YOUR TASK —
Find the line that contains "Convert this document image to plain text.". Output it and every line after it to the end of the records, exactly as they appear.

————————

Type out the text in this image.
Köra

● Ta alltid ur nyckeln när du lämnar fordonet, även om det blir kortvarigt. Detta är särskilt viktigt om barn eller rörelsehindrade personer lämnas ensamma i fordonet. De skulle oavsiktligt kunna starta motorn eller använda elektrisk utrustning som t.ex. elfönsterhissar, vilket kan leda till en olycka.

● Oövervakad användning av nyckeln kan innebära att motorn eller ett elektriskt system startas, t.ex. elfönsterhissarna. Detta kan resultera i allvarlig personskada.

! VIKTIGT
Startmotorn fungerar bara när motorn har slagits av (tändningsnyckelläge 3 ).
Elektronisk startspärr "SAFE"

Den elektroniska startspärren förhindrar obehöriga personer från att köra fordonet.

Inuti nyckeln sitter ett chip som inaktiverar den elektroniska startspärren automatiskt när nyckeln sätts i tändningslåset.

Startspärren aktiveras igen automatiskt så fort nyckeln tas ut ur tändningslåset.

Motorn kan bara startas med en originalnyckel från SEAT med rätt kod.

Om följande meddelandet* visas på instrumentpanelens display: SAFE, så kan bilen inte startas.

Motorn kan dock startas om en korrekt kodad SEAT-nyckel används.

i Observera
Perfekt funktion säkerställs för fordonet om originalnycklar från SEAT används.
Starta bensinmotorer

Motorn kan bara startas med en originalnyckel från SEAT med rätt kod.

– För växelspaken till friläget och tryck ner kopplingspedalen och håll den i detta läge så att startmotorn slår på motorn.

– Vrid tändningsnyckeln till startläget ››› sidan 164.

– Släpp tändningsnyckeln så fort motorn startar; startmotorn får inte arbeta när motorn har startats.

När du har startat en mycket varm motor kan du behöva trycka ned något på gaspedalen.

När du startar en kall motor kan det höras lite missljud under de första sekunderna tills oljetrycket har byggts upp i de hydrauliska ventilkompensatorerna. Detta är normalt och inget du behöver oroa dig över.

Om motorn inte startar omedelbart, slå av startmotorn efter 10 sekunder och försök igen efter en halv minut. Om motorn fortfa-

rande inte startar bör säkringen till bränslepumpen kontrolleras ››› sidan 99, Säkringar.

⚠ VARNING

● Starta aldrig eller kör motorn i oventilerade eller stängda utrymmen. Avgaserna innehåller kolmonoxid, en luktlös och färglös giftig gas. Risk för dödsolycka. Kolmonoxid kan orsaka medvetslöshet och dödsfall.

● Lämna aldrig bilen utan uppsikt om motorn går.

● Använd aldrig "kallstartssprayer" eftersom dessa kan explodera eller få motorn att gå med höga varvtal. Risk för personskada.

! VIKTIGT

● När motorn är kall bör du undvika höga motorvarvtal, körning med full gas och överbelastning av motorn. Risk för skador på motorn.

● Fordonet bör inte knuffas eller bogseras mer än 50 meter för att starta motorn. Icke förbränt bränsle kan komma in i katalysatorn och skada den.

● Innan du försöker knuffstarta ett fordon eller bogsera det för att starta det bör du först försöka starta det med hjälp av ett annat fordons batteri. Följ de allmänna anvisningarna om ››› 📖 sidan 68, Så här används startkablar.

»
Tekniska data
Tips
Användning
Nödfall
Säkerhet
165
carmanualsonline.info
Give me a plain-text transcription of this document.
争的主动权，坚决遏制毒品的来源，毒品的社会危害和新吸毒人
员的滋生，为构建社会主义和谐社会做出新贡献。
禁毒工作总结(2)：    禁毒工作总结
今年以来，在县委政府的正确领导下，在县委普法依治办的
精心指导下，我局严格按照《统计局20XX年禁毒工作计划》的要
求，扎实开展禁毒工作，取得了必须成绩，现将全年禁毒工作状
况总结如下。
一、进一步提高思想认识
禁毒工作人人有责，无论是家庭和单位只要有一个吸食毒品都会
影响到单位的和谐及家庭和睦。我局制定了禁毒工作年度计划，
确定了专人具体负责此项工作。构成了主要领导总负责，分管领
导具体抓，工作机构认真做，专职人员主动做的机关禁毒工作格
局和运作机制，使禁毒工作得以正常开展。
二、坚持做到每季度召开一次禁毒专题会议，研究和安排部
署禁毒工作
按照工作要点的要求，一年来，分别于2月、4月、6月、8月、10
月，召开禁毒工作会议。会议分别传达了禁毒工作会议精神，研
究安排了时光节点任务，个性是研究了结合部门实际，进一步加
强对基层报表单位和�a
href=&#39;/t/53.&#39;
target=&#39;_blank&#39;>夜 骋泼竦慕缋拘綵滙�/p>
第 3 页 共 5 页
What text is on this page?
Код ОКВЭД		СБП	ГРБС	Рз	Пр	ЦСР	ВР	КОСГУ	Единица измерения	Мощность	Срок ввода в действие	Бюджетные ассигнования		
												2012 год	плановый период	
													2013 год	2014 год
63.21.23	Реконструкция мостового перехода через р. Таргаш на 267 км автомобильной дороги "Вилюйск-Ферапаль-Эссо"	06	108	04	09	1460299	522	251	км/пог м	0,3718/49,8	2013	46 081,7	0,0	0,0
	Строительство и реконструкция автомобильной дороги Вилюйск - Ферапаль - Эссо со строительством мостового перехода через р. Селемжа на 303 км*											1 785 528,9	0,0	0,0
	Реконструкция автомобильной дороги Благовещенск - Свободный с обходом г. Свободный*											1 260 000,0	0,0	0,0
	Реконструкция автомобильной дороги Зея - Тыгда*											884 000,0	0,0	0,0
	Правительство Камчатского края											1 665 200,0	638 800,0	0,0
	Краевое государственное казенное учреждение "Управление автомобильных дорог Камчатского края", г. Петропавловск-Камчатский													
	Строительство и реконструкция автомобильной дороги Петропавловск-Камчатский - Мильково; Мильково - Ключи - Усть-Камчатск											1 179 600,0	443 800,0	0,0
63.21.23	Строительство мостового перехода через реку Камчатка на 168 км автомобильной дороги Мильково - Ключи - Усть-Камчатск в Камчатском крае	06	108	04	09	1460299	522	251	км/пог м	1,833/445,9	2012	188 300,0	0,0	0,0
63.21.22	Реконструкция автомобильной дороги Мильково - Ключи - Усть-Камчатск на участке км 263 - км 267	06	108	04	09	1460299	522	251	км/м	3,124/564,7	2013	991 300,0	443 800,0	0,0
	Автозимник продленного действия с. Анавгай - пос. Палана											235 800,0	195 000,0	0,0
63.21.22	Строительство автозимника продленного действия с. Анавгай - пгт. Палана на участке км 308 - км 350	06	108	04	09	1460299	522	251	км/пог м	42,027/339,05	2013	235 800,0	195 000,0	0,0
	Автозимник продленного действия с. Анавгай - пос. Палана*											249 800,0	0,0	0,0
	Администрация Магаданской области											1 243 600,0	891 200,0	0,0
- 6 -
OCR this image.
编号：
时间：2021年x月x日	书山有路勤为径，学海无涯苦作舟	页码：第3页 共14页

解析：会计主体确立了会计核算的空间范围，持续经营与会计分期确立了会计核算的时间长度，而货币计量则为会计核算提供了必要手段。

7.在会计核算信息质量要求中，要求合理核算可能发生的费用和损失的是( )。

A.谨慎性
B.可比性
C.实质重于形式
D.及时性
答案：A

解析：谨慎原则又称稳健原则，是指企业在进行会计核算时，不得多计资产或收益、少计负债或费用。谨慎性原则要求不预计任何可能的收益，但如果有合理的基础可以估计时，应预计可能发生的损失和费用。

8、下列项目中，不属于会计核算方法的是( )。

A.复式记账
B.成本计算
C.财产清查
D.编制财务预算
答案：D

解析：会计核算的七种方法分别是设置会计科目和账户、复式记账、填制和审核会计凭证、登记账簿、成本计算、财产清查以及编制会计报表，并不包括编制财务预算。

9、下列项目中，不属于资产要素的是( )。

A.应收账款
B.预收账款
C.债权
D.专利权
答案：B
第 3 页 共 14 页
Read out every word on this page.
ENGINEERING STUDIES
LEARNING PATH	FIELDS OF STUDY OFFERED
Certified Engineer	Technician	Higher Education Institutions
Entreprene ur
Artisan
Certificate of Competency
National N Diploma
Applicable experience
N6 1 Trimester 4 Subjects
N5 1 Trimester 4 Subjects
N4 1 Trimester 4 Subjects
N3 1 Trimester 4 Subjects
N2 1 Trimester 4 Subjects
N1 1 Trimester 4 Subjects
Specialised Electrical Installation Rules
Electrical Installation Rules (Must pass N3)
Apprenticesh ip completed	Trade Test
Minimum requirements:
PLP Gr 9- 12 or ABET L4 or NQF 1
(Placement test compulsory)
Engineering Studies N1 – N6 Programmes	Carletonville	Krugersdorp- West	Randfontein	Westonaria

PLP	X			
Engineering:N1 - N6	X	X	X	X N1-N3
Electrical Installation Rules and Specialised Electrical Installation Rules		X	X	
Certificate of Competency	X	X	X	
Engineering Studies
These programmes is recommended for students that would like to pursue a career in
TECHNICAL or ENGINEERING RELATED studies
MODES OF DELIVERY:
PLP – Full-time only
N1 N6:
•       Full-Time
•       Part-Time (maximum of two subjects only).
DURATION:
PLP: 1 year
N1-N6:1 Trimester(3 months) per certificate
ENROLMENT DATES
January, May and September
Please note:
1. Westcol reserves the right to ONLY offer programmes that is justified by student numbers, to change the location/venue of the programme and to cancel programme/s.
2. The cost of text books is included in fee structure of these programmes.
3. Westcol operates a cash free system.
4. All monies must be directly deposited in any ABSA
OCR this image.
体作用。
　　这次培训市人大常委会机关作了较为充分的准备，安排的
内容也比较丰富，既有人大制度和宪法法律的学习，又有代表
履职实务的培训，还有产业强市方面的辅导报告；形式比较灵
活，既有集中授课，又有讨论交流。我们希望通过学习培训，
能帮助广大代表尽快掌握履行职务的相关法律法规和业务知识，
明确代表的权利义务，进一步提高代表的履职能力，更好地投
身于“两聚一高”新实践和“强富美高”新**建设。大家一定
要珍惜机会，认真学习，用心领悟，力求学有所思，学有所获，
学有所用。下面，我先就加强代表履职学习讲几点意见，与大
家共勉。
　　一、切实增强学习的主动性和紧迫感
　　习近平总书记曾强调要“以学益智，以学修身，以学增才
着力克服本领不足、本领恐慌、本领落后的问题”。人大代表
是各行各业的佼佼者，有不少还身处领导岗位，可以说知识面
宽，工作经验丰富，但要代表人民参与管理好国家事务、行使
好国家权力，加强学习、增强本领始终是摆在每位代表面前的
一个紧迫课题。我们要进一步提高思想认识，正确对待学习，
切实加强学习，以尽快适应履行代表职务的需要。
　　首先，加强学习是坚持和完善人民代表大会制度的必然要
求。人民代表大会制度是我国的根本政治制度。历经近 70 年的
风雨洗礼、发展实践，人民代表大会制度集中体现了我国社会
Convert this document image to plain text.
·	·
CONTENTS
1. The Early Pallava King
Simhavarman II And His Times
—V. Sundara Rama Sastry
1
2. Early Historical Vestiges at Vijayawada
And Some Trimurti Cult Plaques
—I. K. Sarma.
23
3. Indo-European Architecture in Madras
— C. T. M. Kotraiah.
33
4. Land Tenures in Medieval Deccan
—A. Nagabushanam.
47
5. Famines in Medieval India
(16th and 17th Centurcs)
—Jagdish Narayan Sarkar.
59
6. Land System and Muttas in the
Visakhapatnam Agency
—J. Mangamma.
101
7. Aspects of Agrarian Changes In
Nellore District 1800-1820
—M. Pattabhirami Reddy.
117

————————

COMPLETE RESPONSE —
Convert this document image to plain text.
·	·
CONTENTS
1. The Early Pallava King
Simhavarman II And His Times
—V. Sundara Rama Sastry
1
2. Early Historical Vestiges at Vijayawada
And Some Trimurti Cult Plaques
—I. K. Sarma.
23
3. Indo-European Architecture in Madras
— C. T. M. Kotraiah.
33
4. Land Tenures in Medieval Deccan
—A. Nagabushanam.
47
5. Famines in Medieval India
(16th and 17th Centurcs)
—Jagdish Narayan Sarkar.
59
6. Land System and Muttas in the
Visakhapatnam Agency
—J. Mangamma.
101
7. Aspects of Agrarian Changes In
Nellore District 1800-1820
—M. Pattabhirami Reddy.
117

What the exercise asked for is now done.